◆ **Your objective**
Copy every line of the data that includes the string "screenshot".

>> BEGIN Data

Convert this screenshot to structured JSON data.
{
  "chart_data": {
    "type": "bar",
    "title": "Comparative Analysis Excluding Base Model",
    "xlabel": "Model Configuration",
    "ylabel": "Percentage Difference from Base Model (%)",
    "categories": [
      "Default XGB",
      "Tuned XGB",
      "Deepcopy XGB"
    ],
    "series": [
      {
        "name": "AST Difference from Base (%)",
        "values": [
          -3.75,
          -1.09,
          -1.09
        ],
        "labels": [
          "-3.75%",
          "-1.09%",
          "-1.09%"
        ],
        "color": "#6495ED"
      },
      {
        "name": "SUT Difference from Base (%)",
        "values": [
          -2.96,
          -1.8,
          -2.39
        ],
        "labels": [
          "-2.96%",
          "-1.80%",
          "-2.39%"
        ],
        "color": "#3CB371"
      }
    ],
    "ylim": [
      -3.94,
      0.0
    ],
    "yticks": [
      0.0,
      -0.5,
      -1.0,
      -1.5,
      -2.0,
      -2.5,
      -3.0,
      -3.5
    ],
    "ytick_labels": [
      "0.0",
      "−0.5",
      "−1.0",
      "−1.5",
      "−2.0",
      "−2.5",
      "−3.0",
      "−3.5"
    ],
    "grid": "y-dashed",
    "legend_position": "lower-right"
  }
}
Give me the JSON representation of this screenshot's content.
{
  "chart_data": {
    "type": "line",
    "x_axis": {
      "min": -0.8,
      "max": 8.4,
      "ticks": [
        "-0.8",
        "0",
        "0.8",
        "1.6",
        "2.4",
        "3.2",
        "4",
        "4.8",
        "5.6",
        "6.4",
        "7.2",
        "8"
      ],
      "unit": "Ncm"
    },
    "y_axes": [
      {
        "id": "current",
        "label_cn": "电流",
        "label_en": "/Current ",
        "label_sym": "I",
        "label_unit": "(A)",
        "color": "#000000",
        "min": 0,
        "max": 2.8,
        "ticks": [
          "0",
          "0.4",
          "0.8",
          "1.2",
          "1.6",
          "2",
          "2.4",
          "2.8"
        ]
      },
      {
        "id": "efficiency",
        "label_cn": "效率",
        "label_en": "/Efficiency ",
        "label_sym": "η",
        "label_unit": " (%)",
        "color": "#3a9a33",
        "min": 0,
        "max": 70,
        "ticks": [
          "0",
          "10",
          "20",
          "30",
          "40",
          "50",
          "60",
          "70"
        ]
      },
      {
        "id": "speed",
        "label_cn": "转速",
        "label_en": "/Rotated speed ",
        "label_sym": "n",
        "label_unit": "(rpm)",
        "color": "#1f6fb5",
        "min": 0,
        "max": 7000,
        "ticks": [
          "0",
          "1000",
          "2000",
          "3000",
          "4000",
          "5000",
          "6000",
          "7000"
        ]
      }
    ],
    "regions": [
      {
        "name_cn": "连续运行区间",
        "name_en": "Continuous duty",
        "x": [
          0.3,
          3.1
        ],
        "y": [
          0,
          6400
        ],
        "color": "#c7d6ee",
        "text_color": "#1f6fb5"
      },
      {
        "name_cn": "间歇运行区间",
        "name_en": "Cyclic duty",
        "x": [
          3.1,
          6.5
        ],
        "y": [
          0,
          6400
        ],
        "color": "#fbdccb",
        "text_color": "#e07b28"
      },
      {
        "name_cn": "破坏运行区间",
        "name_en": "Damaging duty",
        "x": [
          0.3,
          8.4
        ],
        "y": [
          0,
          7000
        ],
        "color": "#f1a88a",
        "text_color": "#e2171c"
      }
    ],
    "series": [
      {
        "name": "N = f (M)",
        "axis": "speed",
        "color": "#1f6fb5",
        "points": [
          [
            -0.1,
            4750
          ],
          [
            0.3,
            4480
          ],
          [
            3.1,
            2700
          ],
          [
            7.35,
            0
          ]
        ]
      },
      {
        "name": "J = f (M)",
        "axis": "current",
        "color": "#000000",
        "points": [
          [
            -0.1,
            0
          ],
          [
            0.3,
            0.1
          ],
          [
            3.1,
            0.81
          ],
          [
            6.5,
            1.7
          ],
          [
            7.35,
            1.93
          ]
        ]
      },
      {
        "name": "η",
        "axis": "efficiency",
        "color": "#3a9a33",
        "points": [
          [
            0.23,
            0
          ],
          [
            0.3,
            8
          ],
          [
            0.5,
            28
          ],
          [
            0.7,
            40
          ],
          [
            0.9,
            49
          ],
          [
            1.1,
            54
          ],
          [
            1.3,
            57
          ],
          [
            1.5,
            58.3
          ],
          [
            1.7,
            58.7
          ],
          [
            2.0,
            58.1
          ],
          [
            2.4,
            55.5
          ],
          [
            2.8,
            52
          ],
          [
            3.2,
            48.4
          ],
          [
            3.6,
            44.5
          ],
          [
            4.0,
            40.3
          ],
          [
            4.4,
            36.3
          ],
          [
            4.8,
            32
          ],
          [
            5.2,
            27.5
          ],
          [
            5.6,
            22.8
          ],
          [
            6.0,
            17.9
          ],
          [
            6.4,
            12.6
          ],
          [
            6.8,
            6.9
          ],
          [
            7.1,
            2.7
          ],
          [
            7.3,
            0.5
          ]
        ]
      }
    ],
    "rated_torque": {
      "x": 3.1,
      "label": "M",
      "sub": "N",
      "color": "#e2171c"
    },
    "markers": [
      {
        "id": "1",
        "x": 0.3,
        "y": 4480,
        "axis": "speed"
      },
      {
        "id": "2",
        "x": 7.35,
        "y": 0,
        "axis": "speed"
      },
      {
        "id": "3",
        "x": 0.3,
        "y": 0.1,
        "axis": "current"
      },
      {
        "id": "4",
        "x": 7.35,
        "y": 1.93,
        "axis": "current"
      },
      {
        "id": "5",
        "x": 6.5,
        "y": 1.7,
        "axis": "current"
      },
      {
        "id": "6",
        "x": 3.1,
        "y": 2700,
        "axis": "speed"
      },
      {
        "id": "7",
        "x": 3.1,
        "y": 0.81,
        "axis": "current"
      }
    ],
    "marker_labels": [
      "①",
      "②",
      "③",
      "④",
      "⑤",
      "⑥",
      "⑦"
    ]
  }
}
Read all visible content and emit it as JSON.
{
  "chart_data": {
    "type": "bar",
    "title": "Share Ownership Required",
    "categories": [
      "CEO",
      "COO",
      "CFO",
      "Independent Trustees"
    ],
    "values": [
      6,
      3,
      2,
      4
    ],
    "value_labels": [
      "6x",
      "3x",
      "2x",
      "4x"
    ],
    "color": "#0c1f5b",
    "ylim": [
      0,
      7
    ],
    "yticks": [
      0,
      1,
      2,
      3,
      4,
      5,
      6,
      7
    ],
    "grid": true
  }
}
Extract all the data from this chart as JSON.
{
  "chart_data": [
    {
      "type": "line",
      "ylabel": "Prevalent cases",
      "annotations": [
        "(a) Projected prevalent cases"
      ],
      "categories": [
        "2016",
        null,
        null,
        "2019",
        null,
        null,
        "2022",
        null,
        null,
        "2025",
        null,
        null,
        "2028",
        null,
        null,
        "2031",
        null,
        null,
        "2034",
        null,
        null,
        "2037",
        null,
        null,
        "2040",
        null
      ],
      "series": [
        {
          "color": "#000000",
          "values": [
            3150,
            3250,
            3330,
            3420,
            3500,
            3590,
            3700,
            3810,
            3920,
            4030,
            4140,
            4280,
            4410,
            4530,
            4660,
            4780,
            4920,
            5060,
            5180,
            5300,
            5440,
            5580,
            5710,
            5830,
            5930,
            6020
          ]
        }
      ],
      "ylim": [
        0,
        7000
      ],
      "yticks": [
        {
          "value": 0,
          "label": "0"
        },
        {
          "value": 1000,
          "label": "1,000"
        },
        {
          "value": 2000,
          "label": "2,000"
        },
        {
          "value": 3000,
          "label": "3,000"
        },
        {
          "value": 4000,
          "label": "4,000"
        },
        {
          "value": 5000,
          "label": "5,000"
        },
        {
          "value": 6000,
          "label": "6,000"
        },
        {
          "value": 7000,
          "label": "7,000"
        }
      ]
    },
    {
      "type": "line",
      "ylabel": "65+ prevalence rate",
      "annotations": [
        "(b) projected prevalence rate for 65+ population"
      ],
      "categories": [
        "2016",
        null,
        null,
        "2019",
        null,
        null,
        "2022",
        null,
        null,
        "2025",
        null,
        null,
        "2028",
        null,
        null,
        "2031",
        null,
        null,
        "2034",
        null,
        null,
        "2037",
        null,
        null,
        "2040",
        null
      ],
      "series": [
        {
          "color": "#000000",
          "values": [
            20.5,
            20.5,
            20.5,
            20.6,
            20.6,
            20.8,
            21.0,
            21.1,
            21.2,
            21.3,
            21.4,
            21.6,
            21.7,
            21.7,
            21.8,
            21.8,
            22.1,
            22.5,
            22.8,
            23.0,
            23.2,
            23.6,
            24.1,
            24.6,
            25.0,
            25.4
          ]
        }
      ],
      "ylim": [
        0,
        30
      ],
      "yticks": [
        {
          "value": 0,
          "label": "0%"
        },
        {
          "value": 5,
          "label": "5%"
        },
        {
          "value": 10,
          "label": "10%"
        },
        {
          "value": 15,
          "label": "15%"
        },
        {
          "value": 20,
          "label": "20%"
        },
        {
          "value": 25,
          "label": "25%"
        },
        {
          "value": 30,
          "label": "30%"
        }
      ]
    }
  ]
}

>> END Data

◆ **Correct result**
Convert this screenshot to structured JSON data.
Give me the JSON representation of this screenshot's content.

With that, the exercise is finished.